**The exercise**
Skip the images. Copy the records exactly as written.

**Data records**
>>

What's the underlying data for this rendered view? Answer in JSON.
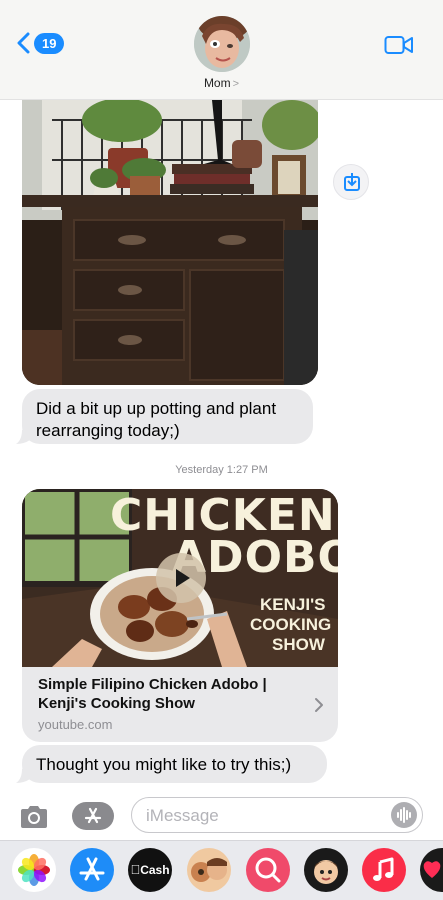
{
  "header": {
    "back_count": "19",
    "contact_name": "Mom",
    "name_chevron": ">"
  },
  "messages": {
    "text1": "Did a bit up up potting and plant rearranging today;)",
    "timestamp": "Yesterday 1:27 PM",
    "link": {
      "thumb_line1": "CHICKEN",
      "thumb_line2": "ADOBO",
      "thumb_show1": "KENJI'S",
      "thumb_show2": "COOKING",
      "thumb_show3": "SHOW",
      "title": "Simple Filipino Chicken Adobo | Kenji's Cooking Show",
      "domain": "youtube.com"
    },
    "text2": "Thought you might like to try this;)"
  },
  "composer": {
    "placeholder": "iMessage"
  },
  "drawer": {
    "cash_label": "Cash"
  },
  "colors": {
    "accent": "#1a8cff",
    "bubble_gray": "#e9e9eb"
  },
  "icons": [
    "chevron-left-icon",
    "video-camera-icon",
    "download-icon",
    "camera-icon",
    "app-store-icon",
    "audio-waveform-icon",
    "photos-icon",
    "apple-cash-icon",
    "memoji-icon",
    "image-search-icon",
    "music-icon",
    "heart-icon"
  ]
}
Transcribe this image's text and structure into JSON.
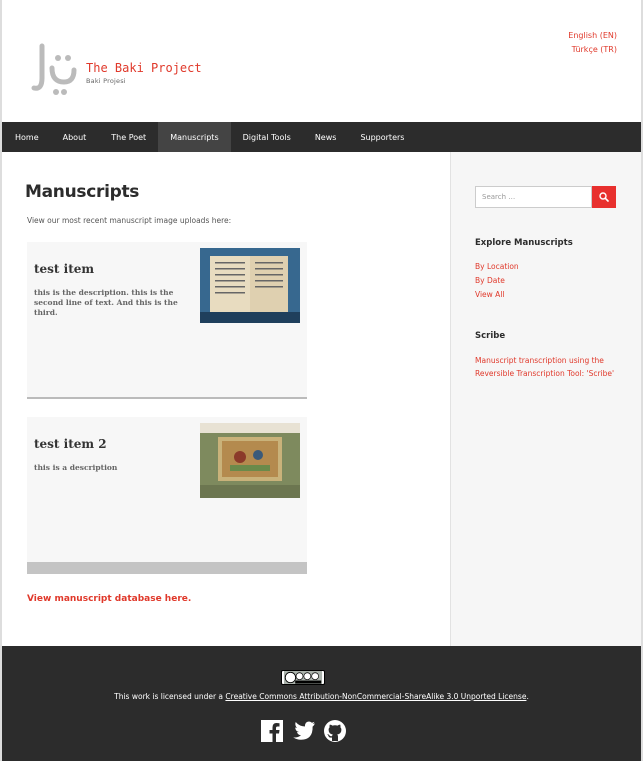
{
  "header": {
    "brand_title": "The Baki Project",
    "brand_subtitle": "Baki Projesi",
    "languages": [
      "English (EN)",
      "Türkçe (TR)"
    ]
  },
  "nav": {
    "items": [
      "Home",
      "About",
      "The Poet",
      "Manuscripts",
      "Digital Tools",
      "News",
      "Supporters"
    ],
    "active": "Manuscripts"
  },
  "main": {
    "title": "Manuscripts",
    "intro": "View our most recent manuscript image uploads here:",
    "items": [
      {
        "title": "test item",
        "description": "this is the description. this is the second line of text. And this is the third."
      },
      {
        "title": "test item 2",
        "description": "this is a description"
      }
    ],
    "database_link": "View manuscript database here."
  },
  "sidebar": {
    "search_placeholder": "Search …",
    "explore_heading": "Explore Manuscripts",
    "explore_links": [
      "By Location",
      "By Date",
      "View All"
    ],
    "scribe_heading": "Scribe",
    "scribe_text": "Manuscript transcription using the Reversible Transcription Tool: 'Scribe'"
  },
  "footer": {
    "license_prefix": "This work is licensed under a ",
    "license_link": "Creative Commons Attribution-NonCommercial-ShareAlike 3.0 Unported License",
    "license_suffix": ".",
    "social": [
      "facebook-icon",
      "twitter-icon",
      "github-icon"
    ]
  },
  "colors": {
    "accent": "#e0392b",
    "nav_bg": "#2c2c2c",
    "footer_bg": "#2c2c2c"
  }
}
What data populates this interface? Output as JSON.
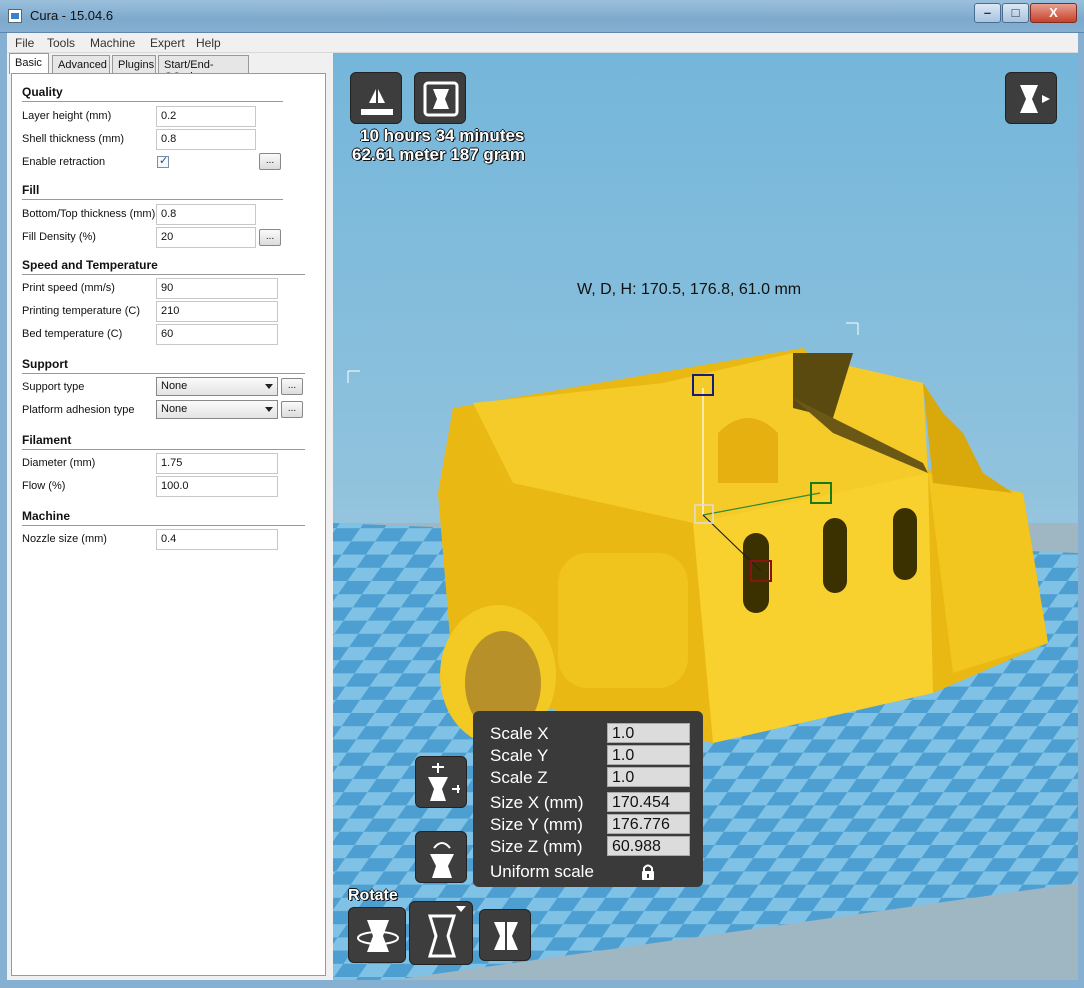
{
  "window": {
    "title": "Cura - 15.04.6",
    "min_label": "–",
    "max_label": "□",
    "close_label": "X"
  },
  "menu": [
    "File",
    "Tools",
    "Machine",
    "Expert",
    "Help"
  ],
  "tabs": [
    "Basic",
    "Advanced",
    "Plugins",
    "Start/End-GCode"
  ],
  "sections": {
    "quality": "Quality",
    "fill": "Fill",
    "speed": "Speed and Temperature",
    "support": "Support",
    "filament": "Filament",
    "machine": "Machine"
  },
  "fields": {
    "layer_height": {
      "label": "Layer height (mm)",
      "value": "0.2"
    },
    "shell_thickness": {
      "label": "Shell thickness (mm)",
      "value": "0.8"
    },
    "enable_retraction": {
      "label": "Enable retraction",
      "checked": true
    },
    "bottom_top": {
      "label": "Bottom/Top thickness (mm)",
      "value": "0.8"
    },
    "fill_density": {
      "label": "Fill Density (%)",
      "value": "20"
    },
    "print_speed": {
      "label": "Print speed (mm/s)",
      "value": "90"
    },
    "print_temp": {
      "label": "Printing temperature (C)",
      "value": "210"
    },
    "bed_temp": {
      "label": "Bed temperature (C)",
      "value": "60"
    },
    "support_type": {
      "label": "Support type",
      "value": "None"
    },
    "adhesion": {
      "label": "Platform adhesion type",
      "value": "None"
    },
    "diameter": {
      "label": "Diameter (mm)",
      "value": "1.75"
    },
    "flow": {
      "label": "Flow (%)",
      "value": "100.0"
    },
    "nozzle": {
      "label": "Nozzle size (mm)",
      "value": "0.4"
    }
  },
  "more_button_label": "...",
  "viewport": {
    "print_time": "10 hours 34 minutes",
    "material": "62.61 meter 187 gram",
    "dimensions": "W, D, H: 170.5, 176.8, 61.0 mm",
    "rotate_label": "Rotate",
    "colors": {
      "model": "#f2c21a",
      "bed_light": "#7fc2e6",
      "bed_dark": "#4d9fd1",
      "panel": "#3a3a3a"
    }
  },
  "scale_panel": {
    "rows": [
      {
        "label": "Scale X",
        "value": "1.0"
      },
      {
        "label": "Scale Y",
        "value": "1.0"
      },
      {
        "label": "Scale Z",
        "value": "1.0"
      },
      {
        "label": "Size X (mm)",
        "value": "170.454"
      },
      {
        "label": "Size Y (mm)",
        "value": "176.776"
      },
      {
        "label": "Size Z (mm)",
        "value": "60.988"
      }
    ],
    "uniform_label": "Uniform scale",
    "uniform_icon": "lock-icon"
  }
}
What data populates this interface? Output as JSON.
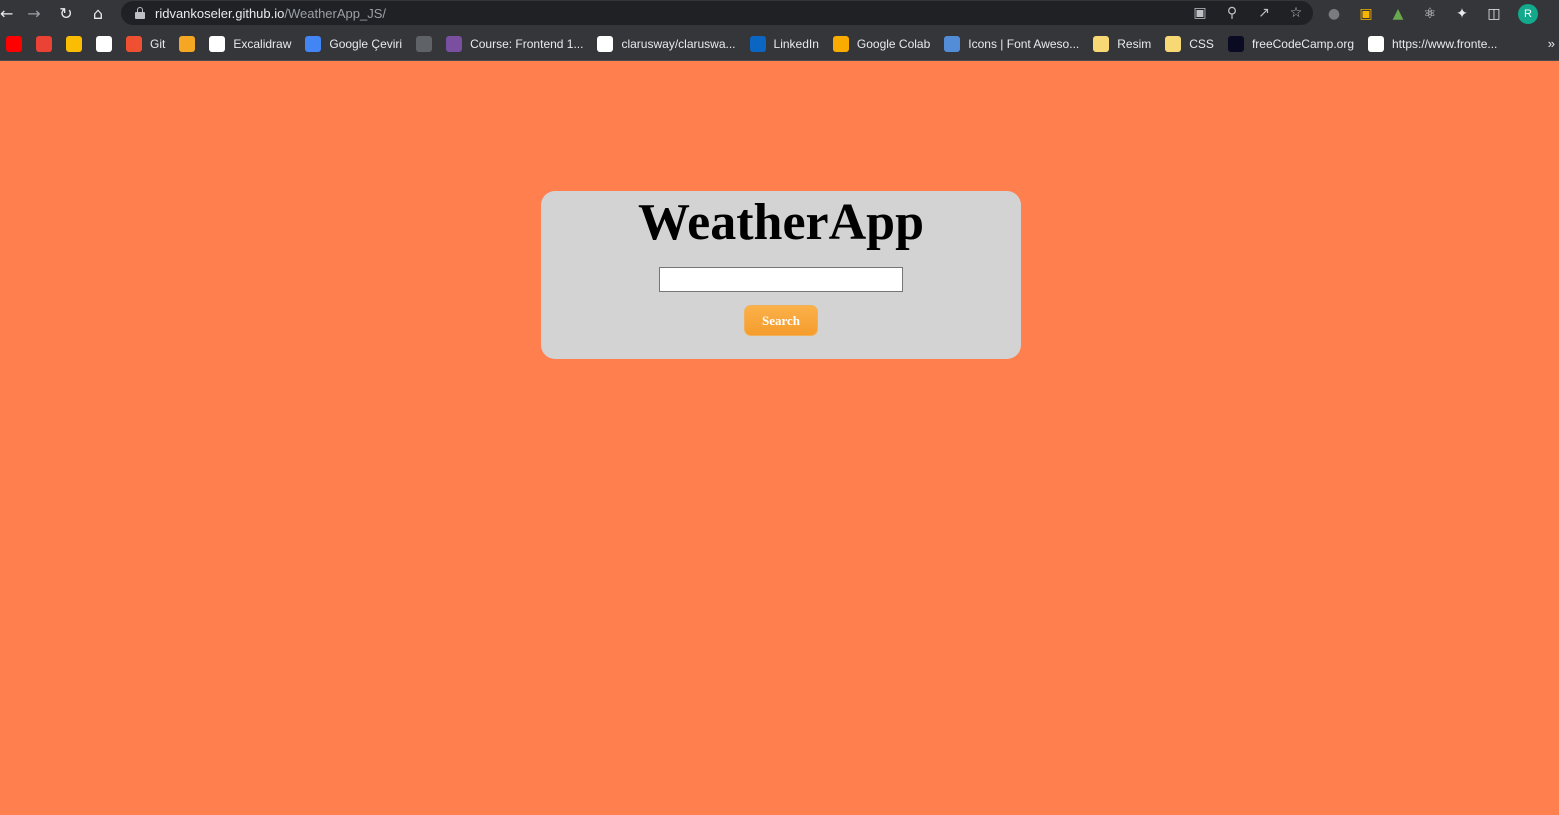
{
  "browser": {
    "url_host": "ridvankoseler.github.io",
    "url_path": "/WeatherApp_JS/",
    "profile_initial": "R",
    "bookmarks": [
      {
        "label": "",
        "icon": "youtube-icon",
        "color": "#ff0000"
      },
      {
        "label": "",
        "icon": "gmail-icon",
        "color": "#ea4335"
      },
      {
        "label": "",
        "icon": "google-drive-icon",
        "color": "#fbbc04"
      },
      {
        "label": "",
        "icon": "github-icon",
        "color": "#ffffff"
      },
      {
        "label": "Git",
        "icon": "git-icon",
        "color": "#f05032"
      },
      {
        "label": "",
        "icon": "bookmark-card-icon",
        "color": "#f5a623"
      },
      {
        "label": "Excalidraw",
        "icon": "excalidraw-icon",
        "color": "#ffffff"
      },
      {
        "label": "Google Çeviri",
        "icon": "google-translate-icon",
        "color": "#4285f4"
      },
      {
        "label": "",
        "icon": "globe-icon",
        "color": "#5f6368"
      },
      {
        "label": "Course: Frontend 1...",
        "icon": "course-icon",
        "color": "#7b4fa0"
      },
      {
        "label": "clarusway/claruswa...",
        "icon": "github-icon",
        "color": "#ffffff"
      },
      {
        "label": "LinkedIn",
        "icon": "linkedin-icon",
        "color": "#0a66c2"
      },
      {
        "label": "Google Colab",
        "icon": "colab-icon",
        "color": "#f9ab00"
      },
      {
        "label": "Icons | Font Aweso...",
        "icon": "font-awesome-flag-icon",
        "color": "#538dd7"
      },
      {
        "label": "Resim",
        "icon": "folder-icon",
        "color": "#f8d775"
      },
      {
        "label": "CSS",
        "icon": "folder-icon",
        "color": "#f8d775"
      },
      {
        "label": "freeCodeCamp.org",
        "icon": "freecodecamp-icon",
        "color": "#0a0a23"
      },
      {
        "label": "https://www.fronte...",
        "icon": "page-icon",
        "color": "#ffffff"
      }
    ]
  },
  "app": {
    "title": "WeatherApp",
    "input_value": "",
    "search_label": "Search"
  }
}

<<

**Output**
What's the underlying data for this rendered view? Answer in JSON.
{
  "header": {
    "back_count": "19",
    "contact_name": "Mom",
    "name_chevron": ">"
  },
  "messages": {
    "text1": "Did a bit up up potting and plant rearranging today;)",
    "timestamp": "Yesterday 1:27 PM",
    "link": {
      "thumb_line1": "CHICKEN",
      "thumb_line2": "ADOBO",
      "thumb_show1": "KENJI'S",
      "thumb_show2": "COOKING",
      "thumb_show3": "SHOW",
      "title": "Simple Filipino Chicken Adobo | Kenji's Cooking Show",
      "domain": "youtube.com"
    },
    "text2": "Thought you might like to try this;)"
  },
  "composer": {
    "placeholder": "iMessage"
  },
  "drawer": {
    "cash_label": "Cash"
  },
  "colors": {
    "accent": "#1a8cff",
    "bubble_gray": "#e9e9eb"
  },
  "icons": [
    "chevron-left-icon",
    "video-camera-icon",
    "download-icon",
    "camera-icon",
    "app-store-icon",
    "audio-waveform-icon",
    "photos-icon",
    "apple-cash-icon",
    "memoji-icon",
    "image-search-icon",
    "music-icon",
    "heart-icon"
  ]
}
Transcribe this image's text and structure into JSON.
{
  "header": {
    "brand_title": "The Baki Project",
    "brand_subtitle": "Baki Projesi",
    "languages": [
      "English (EN)",
      "Türkçe (TR)"
    ]
  },
  "nav": {
    "items": [
      "Home",
      "About",
      "The Poet",
      "Manuscripts",
      "Digital Tools",
      "News",
      "Supporters"
    ],
    "active": "Manuscripts"
  },
  "main": {
    "title": "Manuscripts",
    "intro": "View our most recent manuscript image uploads here:",
    "items": [
      {
        "title": "test item",
        "description": "this is the description. this is the second line of text. And this is the third."
      },
      {
        "title": "test item 2",
        "description": "this is a description"
      }
    ],
    "database_link": "View manuscript database here."
  },
  "sidebar": {
    "search_placeholder": "Search …",
    "explore_heading": "Explore Manuscripts",
    "explore_links": [
      "By Location",
      "By Date",
      "View All"
    ],
    "scribe_heading": "Scribe",
    "scribe_text": "Manuscript transcription using the Reversible Transcription Tool: 'Scribe'"
  },
  "footer": {
    "license_prefix": "This work is licensed under a ",
    "license_link": "Creative Commons Attribution-NonCommercial-ShareAlike 3.0 Unported License",
    "license_suffix": ".",
    "social": [
      "facebook-icon",
      "twitter-icon",
      "github-icon"
    ]
  },
  "colors": {
    "accent": "#e0392b",
    "nav_bg": "#2c2c2c",
    "footer_bg": "#2c2c2c"
  }
}
What data populates this interface? Output as JSON.
{
  "window": {
    "title": "Cura - 15.04.6",
    "min_label": "–",
    "max_label": "□",
    "close_label": "X"
  },
  "menu": [
    "File",
    "Tools",
    "Machine",
    "Expert",
    "Help"
  ],
  "tabs": [
    "Basic",
    "Advanced",
    "Plugins",
    "Start/End-GCode"
  ],
  "sections": {
    "quality": "Quality",
    "fill": "Fill",
    "speed": "Speed and Temperature",
    "support": "Support",
    "filament": "Filament",
    "machine": "Machine"
  },
  "fields": {
    "layer_height": {
      "label": "Layer height (mm)",
      "value": "0.2"
    },
    "shell_thickness": {
      "label": "Shell thickness (mm)",
      "value": "0.8"
    },
    "enable_retraction": {
      "label": "Enable retraction",
      "checked": true
    },
    "bottom_top": {
      "label": "Bottom/Top thickness (mm)",
      "value": "0.8"
    },
    "fill_density": {
      "label": "Fill Density (%)",
      "value": "20"
    },
    "print_speed": {
      "label": "Print speed (mm/s)",
      "value": "90"
    },
    "print_temp": {
      "label": "Printing temperature (C)",
      "value": "210"
    },
    "bed_temp": {
      "label": "Bed temperature (C)",
      "value": "60"
    },
    "support_type": {
      "label": "Support type",
      "value": "None"
    },
    "adhesion": {
      "label": "Platform adhesion type",
      "value": "None"
    },
    "diameter": {
      "label": "Diameter (mm)",
      "value": "1.75"
    },
    "flow": {
      "label": "Flow (%)",
      "value": "100.0"
    },
    "nozzle": {
      "label": "Nozzle size (mm)",
      "value": "0.4"
    }
  },
  "more_button_label": "...",
  "viewport": {
    "print_time": "10 hours 34 minutes",
    "material": "62.61 meter 187 gram",
    "dimensions": "W, D, H: 170.5, 176.8, 61.0 mm",
    "rotate_label": "Rotate",
    "colors": {
      "model": "#f2c21a",
      "bed_light": "#7fc2e6",
      "bed_dark": "#4d9fd1",
      "panel": "#3a3a3a"
    }
  },
  "scale_panel": {
    "rows": [
      {
        "label": "Scale X",
        "value": "1.0"
      },
      {
        "label": "Scale Y",
        "value": "1.0"
      },
      {
        "label": "Scale Z",
        "value": "1.0"
      },
      {
        "label": "Size X (mm)",
        "value": "170.454"
      },
      {
        "label": "Size Y (mm)",
        "value": "176.776"
      },
      {
        "label": "Size Z (mm)",
        "value": "60.988"
      }
    ],
    "uniform_label": "Uniform scale",
    "uniform_icon": "lock-icon"
  }
}
What data populates this interface? Output as JSON.
{
  "browser": {
    "url_host": "ridvankoseler.github.io",
    "url_path": "/WeatherApp_JS/",
    "profile_initial": "R",
    "bookmarks": [
      {
        "label": "",
        "icon": "youtube-icon",
        "color": "#ff0000"
      },
      {
        "label": "",
        "icon": "gmail-icon",
        "color": "#ea4335"
      },
      {
        "label": "",
        "icon": "google-drive-icon",
        "color": "#fbbc04"
      },
      {
        "label": "",
        "icon": "github-icon",
        "color": "#ffffff"
      },
      {
        "label": "Git",
        "icon": "git-icon",
        "color": "#f05032"
      },
      {
        "label": "",
        "icon": "bookmark-card-icon",
        "color": "#f5a623"
      },
      {
        "label": "Excalidraw",
        "icon": "excalidraw-icon",
        "color": "#ffffff"
      },
      {
        "label": "Google Çeviri",
        "icon": "google-translate-icon",
        "color": "#4285f4"
      },
      {
        "label": "",
        "icon": "globe-icon",
        "color": "#5f6368"
      },
      {
        "label": "Course: Frontend 1...",
        "icon": "course-icon",
        "color": "#7b4fa0"
      },
      {
        "label": "clarusway/claruswa...",
        "icon": "github-icon",
        "color": "#ffffff"
      },
      {
        "label": "LinkedIn",
        "icon": "linkedin-icon",
        "color": "#0a66c2"
      },
      {
        "label": "Google Colab",
        "icon": "colab-icon",
        "color": "#f9ab00"
      },
      {
        "label": "Icons | Font Aweso...",
        "icon": "font-awesome-flag-icon",
        "color": "#538dd7"
      },
      {
        "label": "Resim",
        "icon": "folder-icon",
        "color": "#f8d775"
      },
      {
        "label": "CSS",
        "icon": "folder-icon",
        "color": "#f8d775"
      },
      {
        "label": "freeCodeCamp.org",
        "icon": "freecodecamp-icon",
        "color": "#0a0a23"
      },
      {
        "label": "https://www.fronte...",
        "icon": "page-icon",
        "color": "#ffffff"
      }
    ]
  },
  "app": {
    "title": "WeatherApp",
    "input_value": "",
    "search_label": "Search"
  }
}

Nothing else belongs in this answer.